--- Given records ---
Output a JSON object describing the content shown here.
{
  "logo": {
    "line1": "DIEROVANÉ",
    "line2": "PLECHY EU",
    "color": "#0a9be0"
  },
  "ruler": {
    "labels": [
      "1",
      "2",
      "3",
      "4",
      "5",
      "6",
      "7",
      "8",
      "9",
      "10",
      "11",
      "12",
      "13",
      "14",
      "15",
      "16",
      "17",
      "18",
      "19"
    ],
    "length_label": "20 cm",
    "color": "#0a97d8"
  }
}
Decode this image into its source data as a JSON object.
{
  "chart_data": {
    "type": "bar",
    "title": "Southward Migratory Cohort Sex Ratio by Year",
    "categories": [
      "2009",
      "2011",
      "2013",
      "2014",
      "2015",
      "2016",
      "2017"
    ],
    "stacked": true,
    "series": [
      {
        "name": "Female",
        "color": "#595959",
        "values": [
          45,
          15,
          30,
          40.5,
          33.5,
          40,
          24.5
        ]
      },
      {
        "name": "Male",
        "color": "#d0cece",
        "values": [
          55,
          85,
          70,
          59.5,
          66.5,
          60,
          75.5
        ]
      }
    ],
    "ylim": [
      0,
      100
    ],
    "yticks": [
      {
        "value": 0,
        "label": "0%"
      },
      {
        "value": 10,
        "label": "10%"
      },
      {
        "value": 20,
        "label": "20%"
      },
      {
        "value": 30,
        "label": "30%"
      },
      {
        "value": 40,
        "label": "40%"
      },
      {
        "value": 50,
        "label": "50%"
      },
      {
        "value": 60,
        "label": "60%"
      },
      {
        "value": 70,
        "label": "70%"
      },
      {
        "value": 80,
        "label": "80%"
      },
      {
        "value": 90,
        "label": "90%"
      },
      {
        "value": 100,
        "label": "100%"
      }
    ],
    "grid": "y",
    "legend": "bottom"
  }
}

--- Exercise prompt ---
Write out every record, exactly as written.

--- Exercise response ---
Output a JSON object describing the content shown here.
{
  "logo": {
    "line1": "DIEROVANÉ",
    "line2": "PLECHY EU",
    "color": "#0a9be0"
  },
  "ruler": {
    "labels": [
      "1",
      "2",
      "3",
      "4",
      "5",
      "6",
      "7",
      "8",
      "9",
      "10",
      "11",
      "12",
      "13",
      "14",
      "15",
      "16",
      "17",
      "18",
      "19"
    ],
    "length_label": "20 cm",
    "color": "#0a97d8"
  }
}
Decode this image into its source data as a JSON object.
{
  "chart_data": {
    "type": "bar",
    "title": "Southward Migratory Cohort Sex Ratio by Year",
    "categories": [
      "2009",
      "2011",
      "2013",
      "2014",
      "2015",
      "2016",
      "2017"
    ],
    "stacked": true,
    "series": [
      {
        "name": "Female",
        "color": "#595959",
        "values": [
          45,
          15,
          30,
          40.5,
          33.5,
          40,
          24.5
        ]
      },
      {
        "name": "Male",
        "color": "#d0cece",
        "values": [
          55,
          85,
          70,
          59.5,
          66.5,
          60,
          75.5
        ]
      }
    ],
    "ylim": [
      0,
      100
    ],
    "yticks": [
      {
        "value": 0,
        "label": "0%"
      },
      {
        "value": 10,
        "label": "10%"
      },
      {
        "value": 20,
        "label": "20%"
      },
      {
        "value": 30,
        "label": "30%"
      },
      {
        "value": 40,
        "label": "40%"
      },
      {
        "value": 50,
        "label": "50%"
      },
      {
        "value": 60,
        "label": "60%"
      },
      {
        "value": 70,
        "label": "70%"
      },
      {
        "value": 80,
        "label": "80%"
      },
      {
        "value": 90,
        "label": "90%"
      },
      {
        "value": 100,
        "label": "100%"
      }
    ],
    "grid": "y",
    "legend": "bottom"
  }
}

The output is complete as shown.